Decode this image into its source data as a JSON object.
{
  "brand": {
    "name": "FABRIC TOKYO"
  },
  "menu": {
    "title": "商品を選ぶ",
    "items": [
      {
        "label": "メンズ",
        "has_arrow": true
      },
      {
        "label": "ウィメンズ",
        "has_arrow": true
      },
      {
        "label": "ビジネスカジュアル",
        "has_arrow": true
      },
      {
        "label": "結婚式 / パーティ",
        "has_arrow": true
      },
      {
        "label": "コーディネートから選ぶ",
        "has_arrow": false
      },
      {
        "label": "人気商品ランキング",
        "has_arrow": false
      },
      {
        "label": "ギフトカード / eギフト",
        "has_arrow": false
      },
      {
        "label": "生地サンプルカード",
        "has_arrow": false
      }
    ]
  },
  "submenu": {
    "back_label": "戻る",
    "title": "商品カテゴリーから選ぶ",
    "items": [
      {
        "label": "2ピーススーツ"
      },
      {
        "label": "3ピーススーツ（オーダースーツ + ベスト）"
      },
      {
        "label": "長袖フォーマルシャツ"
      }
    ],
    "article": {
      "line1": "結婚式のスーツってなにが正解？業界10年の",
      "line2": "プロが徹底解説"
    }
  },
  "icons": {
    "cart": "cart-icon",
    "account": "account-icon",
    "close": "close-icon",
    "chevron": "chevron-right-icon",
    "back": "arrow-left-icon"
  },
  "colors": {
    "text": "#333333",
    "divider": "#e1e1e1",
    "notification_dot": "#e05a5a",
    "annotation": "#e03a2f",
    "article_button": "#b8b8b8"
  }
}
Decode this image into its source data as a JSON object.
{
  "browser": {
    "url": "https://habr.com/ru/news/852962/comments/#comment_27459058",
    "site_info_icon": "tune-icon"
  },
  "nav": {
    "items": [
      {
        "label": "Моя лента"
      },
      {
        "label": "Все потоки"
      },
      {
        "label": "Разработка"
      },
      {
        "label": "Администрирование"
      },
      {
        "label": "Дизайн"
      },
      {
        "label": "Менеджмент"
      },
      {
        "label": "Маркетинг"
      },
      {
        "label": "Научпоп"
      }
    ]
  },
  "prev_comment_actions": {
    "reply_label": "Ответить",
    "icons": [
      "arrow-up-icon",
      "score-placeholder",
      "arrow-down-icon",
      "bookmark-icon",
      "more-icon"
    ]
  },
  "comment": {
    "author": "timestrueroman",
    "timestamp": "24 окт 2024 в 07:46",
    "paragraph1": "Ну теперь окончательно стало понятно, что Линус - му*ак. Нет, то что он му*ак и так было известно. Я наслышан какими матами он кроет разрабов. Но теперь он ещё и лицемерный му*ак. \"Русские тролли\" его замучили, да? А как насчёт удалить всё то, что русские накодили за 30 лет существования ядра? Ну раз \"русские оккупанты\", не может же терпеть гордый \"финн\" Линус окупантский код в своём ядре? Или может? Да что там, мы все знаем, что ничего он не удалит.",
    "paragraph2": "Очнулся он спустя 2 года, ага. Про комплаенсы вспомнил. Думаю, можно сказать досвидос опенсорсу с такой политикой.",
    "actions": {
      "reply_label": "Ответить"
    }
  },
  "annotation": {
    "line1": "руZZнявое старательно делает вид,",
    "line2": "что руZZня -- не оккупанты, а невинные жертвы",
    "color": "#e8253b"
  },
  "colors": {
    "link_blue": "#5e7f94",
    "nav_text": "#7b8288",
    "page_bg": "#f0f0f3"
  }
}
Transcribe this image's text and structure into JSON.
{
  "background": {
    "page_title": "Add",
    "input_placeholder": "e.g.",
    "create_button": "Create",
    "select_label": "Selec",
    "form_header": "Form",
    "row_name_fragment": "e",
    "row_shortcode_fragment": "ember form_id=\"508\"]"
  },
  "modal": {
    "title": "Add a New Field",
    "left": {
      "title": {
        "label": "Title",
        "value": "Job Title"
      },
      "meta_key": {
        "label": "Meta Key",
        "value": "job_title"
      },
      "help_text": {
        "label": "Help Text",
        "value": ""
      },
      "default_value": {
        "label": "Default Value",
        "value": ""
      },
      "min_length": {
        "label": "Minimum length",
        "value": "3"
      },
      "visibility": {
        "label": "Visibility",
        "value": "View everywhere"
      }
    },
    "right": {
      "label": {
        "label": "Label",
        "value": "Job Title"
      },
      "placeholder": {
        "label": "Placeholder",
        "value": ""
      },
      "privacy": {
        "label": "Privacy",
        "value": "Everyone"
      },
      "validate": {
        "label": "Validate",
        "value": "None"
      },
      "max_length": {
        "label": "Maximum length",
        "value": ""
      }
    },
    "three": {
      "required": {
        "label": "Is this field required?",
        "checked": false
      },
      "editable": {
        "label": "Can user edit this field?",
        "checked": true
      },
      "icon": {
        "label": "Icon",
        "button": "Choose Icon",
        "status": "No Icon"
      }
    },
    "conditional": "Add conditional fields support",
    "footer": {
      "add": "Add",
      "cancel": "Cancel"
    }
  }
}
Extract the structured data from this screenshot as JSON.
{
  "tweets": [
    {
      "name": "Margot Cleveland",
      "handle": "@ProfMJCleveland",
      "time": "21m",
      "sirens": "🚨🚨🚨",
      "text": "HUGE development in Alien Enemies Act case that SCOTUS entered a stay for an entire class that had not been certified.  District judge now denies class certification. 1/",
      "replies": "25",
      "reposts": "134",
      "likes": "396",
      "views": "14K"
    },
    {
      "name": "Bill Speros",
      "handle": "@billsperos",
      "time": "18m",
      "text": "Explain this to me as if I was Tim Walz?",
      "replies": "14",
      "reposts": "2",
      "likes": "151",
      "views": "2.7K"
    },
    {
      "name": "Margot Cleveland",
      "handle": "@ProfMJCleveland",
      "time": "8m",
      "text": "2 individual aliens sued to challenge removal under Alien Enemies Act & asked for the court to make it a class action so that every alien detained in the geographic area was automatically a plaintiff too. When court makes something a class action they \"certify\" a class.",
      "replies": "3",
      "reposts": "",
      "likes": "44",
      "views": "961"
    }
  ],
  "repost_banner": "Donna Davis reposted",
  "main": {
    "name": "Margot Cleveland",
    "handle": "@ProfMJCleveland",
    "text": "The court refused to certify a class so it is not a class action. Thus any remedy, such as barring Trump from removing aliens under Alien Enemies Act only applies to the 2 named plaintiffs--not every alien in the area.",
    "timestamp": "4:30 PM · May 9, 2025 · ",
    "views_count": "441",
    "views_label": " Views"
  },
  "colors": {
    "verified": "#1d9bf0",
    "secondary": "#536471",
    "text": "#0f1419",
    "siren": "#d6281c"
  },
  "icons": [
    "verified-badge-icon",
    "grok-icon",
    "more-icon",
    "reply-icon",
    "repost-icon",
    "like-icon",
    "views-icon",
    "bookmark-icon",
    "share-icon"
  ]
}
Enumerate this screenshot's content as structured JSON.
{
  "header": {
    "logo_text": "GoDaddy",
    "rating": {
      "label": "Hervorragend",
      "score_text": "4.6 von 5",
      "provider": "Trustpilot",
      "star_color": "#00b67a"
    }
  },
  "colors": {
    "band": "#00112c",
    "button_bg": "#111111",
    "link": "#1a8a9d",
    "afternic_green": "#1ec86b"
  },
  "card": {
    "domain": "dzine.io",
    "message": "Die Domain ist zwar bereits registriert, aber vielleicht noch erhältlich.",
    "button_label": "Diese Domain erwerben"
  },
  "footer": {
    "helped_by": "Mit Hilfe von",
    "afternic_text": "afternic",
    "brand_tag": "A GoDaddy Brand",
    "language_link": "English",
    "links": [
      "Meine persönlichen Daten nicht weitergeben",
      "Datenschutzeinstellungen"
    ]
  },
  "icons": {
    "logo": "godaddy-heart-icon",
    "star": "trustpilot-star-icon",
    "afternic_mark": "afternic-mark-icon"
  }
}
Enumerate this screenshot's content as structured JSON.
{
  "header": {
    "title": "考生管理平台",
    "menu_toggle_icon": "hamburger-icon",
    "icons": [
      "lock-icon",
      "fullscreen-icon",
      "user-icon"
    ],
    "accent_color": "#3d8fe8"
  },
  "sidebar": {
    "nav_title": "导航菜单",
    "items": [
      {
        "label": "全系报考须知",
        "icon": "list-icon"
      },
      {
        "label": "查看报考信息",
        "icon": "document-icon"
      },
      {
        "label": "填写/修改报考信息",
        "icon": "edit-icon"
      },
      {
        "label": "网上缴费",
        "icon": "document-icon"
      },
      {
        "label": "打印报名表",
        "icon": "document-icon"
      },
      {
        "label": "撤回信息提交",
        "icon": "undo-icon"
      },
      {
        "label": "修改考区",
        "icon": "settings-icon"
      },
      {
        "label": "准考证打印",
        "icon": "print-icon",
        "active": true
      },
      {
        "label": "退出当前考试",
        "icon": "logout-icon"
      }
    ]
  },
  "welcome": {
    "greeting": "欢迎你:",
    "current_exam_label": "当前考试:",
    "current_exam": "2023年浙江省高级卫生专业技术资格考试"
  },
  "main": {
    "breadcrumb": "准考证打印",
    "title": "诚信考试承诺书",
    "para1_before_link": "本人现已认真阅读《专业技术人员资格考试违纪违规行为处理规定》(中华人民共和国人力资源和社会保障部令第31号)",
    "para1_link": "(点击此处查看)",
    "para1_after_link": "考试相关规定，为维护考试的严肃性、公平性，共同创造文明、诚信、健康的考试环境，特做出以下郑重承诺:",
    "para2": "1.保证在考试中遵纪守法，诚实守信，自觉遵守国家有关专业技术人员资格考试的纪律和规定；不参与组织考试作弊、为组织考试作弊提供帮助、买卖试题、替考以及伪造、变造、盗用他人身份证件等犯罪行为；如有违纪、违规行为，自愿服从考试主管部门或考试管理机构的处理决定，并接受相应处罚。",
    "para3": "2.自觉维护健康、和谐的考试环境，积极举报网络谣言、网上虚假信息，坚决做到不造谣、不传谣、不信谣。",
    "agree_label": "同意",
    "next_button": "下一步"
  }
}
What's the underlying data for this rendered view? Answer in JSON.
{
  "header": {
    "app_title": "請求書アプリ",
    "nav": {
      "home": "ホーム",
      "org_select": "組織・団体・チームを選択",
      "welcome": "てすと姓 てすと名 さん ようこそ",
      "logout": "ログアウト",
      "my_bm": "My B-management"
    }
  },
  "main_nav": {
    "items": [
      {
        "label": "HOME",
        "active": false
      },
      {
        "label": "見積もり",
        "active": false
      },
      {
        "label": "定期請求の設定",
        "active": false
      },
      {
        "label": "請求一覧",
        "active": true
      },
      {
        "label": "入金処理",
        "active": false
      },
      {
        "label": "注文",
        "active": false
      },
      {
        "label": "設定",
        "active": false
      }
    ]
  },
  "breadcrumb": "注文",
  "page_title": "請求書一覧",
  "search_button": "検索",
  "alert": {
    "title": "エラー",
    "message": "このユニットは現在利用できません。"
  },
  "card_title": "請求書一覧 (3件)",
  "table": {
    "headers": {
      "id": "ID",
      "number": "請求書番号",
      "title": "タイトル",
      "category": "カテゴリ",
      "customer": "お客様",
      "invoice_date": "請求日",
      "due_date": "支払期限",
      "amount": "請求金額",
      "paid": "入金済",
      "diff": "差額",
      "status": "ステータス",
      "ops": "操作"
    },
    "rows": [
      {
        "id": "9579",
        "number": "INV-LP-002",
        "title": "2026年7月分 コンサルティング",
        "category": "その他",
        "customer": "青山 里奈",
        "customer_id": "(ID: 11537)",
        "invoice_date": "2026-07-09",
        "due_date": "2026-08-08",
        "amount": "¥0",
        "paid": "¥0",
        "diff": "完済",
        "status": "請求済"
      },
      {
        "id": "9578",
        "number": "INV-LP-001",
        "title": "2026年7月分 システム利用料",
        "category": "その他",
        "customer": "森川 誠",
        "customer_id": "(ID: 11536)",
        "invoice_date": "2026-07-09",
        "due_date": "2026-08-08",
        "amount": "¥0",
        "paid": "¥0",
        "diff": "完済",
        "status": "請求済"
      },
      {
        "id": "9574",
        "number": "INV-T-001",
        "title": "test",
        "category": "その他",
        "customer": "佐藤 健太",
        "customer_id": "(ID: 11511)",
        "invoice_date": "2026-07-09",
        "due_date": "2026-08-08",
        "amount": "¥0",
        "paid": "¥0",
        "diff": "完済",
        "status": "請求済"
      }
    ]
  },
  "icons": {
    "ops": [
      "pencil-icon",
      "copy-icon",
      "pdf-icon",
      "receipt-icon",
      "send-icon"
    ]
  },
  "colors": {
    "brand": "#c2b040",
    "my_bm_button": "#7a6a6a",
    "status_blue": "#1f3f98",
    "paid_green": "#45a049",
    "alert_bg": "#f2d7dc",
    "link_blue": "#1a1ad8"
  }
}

**Challenge:** Collect each line containing the string "class".

**Exercise result:**
      "text": "HUGE development in Alien Enemies Act case that SCOTUS entered a stay for an entire class that had not been certified.  District judge now denies class certification. 1/",
      "text": "2 individual aliens sued to challenge removal under Alien Enemies Act & asked for the court to make it a class action so that every alien detained in the geographic area was automatically a plaintiff too. When court makes something a class action they \"certify\" a class.",
    "text": "The court refused to certify a class so it is not a class action. Thus any remedy, such as barring Trump from removing aliens under Alien Enemies Act only applies to the 2 named plaintiffs--not every alien in the area.",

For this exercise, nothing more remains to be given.